• **DO THIS**
Copy every line in the records below that contains the word "Angeles".
** START EXERCISE MATERIAL **
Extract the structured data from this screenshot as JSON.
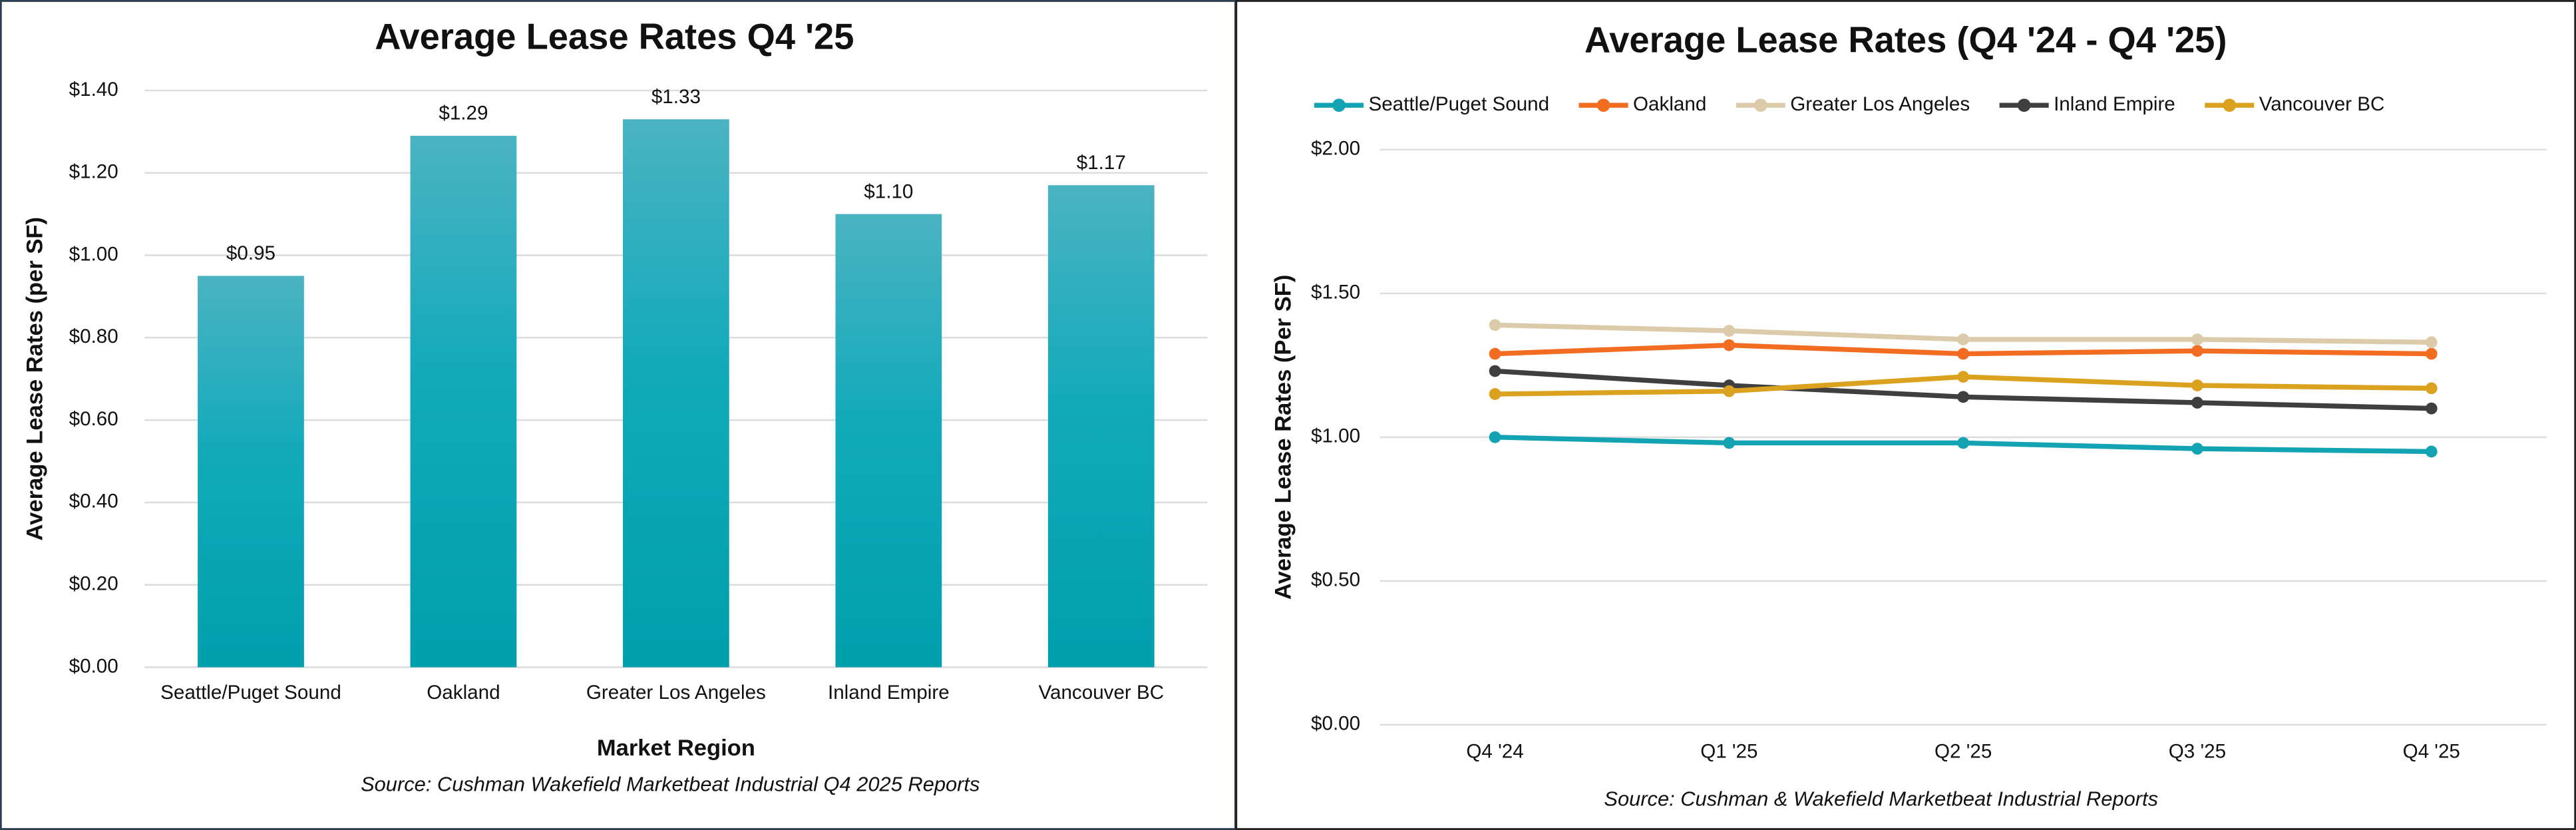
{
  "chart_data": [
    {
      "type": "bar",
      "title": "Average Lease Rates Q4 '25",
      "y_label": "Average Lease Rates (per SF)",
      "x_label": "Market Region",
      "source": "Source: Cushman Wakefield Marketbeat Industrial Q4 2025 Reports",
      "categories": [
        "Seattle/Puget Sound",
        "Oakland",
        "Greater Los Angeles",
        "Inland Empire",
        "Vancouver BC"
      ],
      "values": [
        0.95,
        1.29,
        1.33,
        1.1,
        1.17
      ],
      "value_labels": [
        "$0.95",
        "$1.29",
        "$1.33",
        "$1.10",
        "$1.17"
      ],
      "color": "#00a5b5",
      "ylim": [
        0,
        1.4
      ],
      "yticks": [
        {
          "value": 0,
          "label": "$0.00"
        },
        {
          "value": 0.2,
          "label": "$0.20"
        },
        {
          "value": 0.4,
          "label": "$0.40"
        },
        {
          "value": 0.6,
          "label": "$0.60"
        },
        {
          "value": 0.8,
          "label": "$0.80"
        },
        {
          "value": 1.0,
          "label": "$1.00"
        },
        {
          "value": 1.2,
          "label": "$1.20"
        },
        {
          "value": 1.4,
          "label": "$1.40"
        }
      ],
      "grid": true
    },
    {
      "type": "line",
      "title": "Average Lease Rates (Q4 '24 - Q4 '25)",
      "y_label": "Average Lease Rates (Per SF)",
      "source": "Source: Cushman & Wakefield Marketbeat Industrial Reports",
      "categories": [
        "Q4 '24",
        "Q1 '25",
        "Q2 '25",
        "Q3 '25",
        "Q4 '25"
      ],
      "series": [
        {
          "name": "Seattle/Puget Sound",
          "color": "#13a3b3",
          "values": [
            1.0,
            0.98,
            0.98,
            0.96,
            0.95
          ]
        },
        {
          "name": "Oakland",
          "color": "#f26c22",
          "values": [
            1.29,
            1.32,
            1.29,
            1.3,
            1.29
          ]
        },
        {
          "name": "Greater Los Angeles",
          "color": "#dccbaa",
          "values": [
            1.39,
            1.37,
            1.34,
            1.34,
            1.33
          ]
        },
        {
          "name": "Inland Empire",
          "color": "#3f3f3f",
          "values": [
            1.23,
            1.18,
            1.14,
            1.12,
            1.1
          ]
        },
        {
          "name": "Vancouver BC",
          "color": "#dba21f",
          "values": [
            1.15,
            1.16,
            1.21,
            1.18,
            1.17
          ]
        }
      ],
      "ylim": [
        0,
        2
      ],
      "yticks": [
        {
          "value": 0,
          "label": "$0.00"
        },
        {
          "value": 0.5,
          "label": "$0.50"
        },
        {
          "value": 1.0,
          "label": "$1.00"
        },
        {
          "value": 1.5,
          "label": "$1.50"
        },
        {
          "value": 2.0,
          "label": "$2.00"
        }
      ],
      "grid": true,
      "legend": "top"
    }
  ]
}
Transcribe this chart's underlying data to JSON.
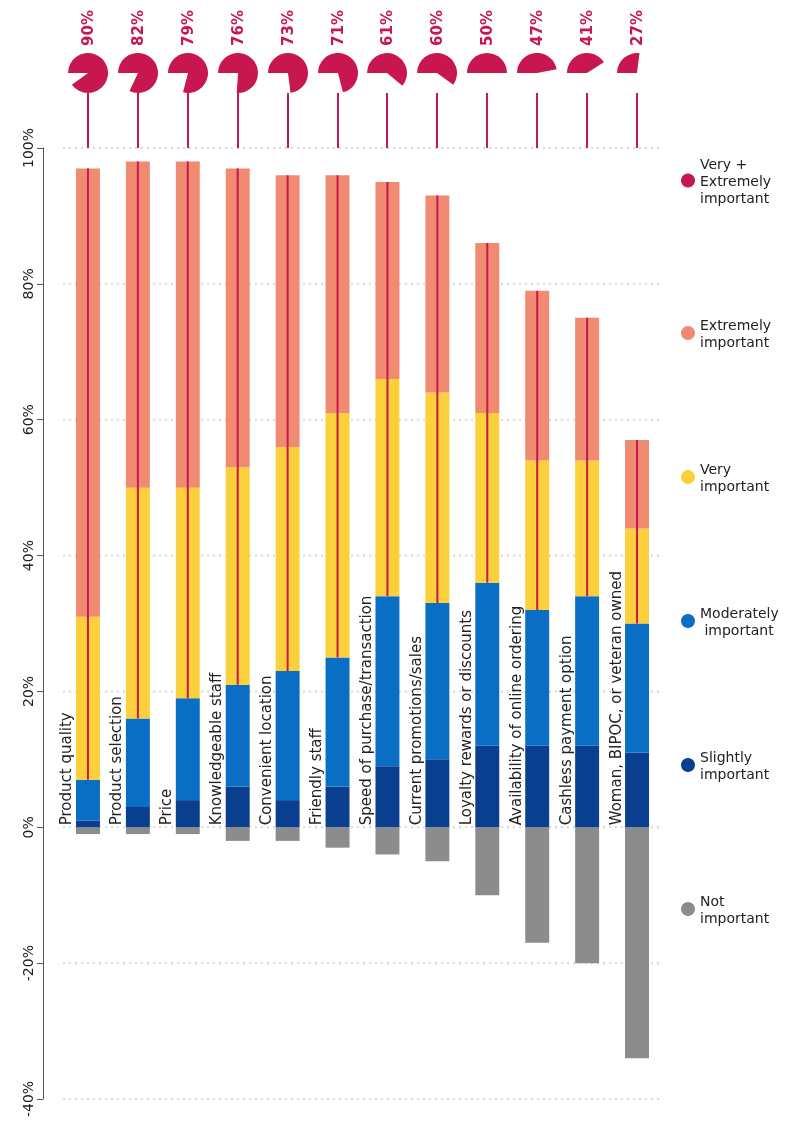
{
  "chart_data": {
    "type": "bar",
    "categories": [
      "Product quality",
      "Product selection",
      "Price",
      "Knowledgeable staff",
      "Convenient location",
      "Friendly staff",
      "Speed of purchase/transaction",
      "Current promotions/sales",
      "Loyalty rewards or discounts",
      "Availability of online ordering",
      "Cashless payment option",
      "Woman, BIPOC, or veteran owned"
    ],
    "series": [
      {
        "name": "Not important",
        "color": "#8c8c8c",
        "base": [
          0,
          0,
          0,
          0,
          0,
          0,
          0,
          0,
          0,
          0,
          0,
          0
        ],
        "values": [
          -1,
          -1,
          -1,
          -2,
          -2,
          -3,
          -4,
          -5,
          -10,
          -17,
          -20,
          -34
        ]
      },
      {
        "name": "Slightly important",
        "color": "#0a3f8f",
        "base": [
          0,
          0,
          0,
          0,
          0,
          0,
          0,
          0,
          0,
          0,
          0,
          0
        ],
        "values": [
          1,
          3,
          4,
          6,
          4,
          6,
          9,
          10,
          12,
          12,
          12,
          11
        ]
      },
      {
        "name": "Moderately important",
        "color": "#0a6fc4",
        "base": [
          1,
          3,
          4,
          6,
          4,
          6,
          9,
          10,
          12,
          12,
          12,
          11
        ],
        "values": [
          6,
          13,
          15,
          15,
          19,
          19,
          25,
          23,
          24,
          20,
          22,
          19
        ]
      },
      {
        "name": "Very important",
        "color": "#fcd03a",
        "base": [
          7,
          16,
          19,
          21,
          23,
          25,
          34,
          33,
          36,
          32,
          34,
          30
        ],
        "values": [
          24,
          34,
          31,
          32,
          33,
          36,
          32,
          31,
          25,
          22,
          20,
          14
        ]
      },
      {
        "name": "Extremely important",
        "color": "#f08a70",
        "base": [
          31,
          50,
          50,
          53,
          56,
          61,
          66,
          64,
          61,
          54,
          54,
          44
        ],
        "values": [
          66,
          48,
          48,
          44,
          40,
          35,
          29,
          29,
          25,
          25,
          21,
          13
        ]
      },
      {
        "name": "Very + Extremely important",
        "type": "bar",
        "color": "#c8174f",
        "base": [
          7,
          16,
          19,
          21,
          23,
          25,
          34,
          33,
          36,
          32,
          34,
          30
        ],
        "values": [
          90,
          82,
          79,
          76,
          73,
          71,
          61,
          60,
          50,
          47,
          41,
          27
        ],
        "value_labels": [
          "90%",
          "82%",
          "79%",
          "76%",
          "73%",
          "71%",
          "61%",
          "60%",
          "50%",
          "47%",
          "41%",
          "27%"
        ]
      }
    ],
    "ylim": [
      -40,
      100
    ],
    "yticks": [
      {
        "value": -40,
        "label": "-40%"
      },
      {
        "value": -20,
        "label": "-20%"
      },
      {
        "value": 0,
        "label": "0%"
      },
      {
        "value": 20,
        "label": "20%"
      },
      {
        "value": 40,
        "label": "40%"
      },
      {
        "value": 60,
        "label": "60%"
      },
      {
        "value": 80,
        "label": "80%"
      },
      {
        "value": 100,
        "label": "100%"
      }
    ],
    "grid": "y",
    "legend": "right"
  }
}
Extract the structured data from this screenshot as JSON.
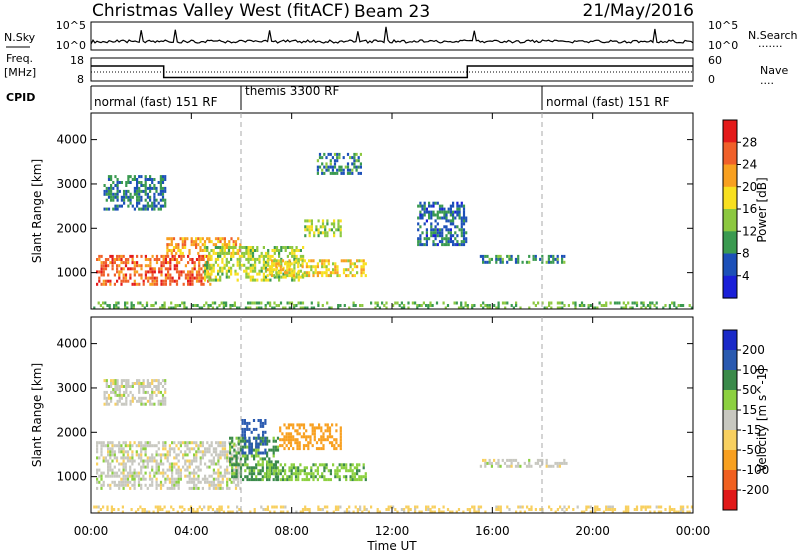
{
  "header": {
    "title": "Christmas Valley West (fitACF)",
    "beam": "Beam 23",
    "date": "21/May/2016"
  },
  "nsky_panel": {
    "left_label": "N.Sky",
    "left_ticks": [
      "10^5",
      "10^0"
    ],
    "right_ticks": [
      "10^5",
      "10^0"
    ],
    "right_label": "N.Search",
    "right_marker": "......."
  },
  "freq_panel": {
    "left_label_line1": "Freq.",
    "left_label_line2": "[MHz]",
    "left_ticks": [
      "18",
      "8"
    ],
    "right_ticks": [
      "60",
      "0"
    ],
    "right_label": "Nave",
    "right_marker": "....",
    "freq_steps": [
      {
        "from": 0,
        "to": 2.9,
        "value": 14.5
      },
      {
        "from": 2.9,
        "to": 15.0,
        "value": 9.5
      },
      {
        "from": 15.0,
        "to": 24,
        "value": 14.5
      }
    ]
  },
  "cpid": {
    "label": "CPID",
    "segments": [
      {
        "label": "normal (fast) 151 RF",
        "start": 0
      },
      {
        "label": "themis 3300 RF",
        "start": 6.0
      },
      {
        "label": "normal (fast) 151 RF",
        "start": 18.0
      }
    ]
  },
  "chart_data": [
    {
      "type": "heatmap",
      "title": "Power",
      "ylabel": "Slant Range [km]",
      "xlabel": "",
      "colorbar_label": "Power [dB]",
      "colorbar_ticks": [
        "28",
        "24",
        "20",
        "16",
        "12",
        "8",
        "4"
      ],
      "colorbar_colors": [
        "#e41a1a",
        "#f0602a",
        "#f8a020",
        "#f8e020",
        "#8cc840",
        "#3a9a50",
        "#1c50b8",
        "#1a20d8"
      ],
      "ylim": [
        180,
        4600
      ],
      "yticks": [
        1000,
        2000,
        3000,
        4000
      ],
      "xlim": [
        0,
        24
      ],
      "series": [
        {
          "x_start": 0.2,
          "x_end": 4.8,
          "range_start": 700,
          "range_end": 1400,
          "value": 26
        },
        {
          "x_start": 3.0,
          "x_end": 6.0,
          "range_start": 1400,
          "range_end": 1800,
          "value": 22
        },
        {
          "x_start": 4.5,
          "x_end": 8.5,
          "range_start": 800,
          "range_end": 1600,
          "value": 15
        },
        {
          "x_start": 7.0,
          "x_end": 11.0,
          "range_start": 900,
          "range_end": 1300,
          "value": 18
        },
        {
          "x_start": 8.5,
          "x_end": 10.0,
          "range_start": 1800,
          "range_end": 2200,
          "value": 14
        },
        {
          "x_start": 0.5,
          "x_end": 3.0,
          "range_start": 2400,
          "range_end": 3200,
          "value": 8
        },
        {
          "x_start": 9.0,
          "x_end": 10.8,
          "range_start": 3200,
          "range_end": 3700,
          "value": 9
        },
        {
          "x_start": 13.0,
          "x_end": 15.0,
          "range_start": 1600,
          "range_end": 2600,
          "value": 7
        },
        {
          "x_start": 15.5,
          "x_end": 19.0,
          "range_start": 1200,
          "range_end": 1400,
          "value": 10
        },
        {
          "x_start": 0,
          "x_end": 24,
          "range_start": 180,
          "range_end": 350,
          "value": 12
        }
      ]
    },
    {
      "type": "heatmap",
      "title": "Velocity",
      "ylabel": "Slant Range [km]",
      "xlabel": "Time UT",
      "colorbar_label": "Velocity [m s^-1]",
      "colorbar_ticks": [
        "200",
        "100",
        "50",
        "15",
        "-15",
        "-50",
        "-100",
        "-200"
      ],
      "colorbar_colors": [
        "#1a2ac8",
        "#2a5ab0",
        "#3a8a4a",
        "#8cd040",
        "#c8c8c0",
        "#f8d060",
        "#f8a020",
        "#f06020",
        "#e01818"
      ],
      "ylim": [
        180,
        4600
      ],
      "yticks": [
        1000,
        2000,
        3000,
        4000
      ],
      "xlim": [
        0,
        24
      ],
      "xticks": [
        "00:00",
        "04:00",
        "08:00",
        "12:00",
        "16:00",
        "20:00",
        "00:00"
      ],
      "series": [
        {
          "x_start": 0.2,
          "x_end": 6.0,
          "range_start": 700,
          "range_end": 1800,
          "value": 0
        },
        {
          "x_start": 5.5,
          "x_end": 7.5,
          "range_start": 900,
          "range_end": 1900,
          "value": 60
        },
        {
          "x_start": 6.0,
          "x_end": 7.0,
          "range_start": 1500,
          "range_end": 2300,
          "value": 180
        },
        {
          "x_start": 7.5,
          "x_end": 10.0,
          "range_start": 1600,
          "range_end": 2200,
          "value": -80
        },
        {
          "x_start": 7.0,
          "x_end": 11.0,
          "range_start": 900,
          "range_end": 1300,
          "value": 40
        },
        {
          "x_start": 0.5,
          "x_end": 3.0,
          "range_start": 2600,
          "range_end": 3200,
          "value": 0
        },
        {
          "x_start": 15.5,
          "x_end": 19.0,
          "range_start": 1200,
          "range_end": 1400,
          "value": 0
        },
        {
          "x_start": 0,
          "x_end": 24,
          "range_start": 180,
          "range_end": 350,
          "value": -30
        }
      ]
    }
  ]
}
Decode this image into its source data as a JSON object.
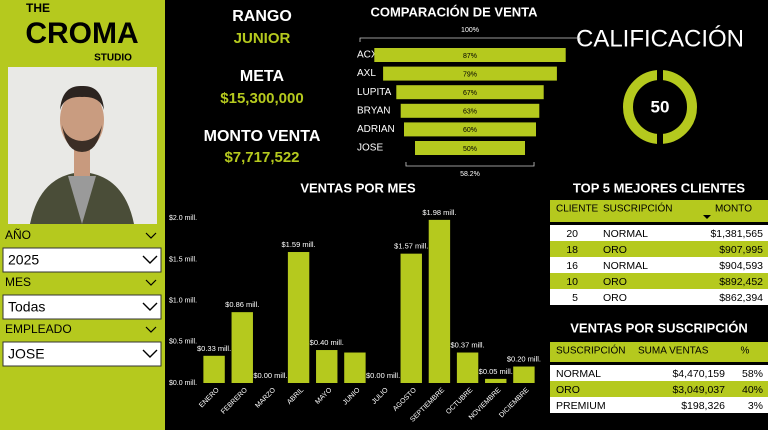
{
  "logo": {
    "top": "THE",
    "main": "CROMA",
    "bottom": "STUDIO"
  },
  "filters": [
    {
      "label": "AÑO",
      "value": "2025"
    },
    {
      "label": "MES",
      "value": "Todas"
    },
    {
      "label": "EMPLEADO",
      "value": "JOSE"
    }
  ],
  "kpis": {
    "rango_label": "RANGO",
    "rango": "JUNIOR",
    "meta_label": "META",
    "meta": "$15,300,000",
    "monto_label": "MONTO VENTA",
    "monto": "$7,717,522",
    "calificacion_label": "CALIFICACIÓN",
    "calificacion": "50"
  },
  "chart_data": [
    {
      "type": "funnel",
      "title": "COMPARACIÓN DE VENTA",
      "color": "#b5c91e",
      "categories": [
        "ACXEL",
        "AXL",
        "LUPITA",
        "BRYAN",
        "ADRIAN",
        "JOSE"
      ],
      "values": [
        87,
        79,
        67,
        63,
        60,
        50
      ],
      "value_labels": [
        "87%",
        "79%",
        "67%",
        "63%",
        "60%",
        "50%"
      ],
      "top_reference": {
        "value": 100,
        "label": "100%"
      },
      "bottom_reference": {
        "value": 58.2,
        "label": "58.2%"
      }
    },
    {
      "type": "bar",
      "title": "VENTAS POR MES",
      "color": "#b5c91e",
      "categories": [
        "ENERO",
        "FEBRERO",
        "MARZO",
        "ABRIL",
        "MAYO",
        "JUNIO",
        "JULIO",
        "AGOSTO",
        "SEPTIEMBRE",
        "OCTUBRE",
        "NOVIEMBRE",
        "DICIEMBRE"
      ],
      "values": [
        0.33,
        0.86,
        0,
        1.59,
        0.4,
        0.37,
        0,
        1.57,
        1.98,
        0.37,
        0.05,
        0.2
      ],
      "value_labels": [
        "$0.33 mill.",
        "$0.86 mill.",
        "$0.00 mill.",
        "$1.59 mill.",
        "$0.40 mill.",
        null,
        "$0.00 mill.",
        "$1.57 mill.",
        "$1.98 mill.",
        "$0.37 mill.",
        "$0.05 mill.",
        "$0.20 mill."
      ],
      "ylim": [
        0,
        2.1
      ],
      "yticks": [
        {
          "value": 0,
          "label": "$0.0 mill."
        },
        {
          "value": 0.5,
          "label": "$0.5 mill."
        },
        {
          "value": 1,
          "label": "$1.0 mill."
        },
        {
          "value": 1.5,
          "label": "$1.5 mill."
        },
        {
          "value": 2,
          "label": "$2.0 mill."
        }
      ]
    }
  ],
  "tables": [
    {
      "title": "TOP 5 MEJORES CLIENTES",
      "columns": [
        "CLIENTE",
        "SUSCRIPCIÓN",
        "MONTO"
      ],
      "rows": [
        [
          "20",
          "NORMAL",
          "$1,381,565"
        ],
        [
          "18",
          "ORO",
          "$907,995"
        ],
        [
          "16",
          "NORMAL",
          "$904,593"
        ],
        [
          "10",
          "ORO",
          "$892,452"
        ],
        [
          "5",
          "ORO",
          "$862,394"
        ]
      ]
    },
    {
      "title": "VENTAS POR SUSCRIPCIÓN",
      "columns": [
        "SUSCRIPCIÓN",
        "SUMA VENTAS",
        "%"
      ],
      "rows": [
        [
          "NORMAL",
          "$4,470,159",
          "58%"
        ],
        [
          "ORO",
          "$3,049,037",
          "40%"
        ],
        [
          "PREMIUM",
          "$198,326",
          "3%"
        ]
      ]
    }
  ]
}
** END EXERCISE MATERIAL **
• **WRITTEN RESPONSE**
        "Greater Los Angeles",
          "name": "Greater Los Angeles",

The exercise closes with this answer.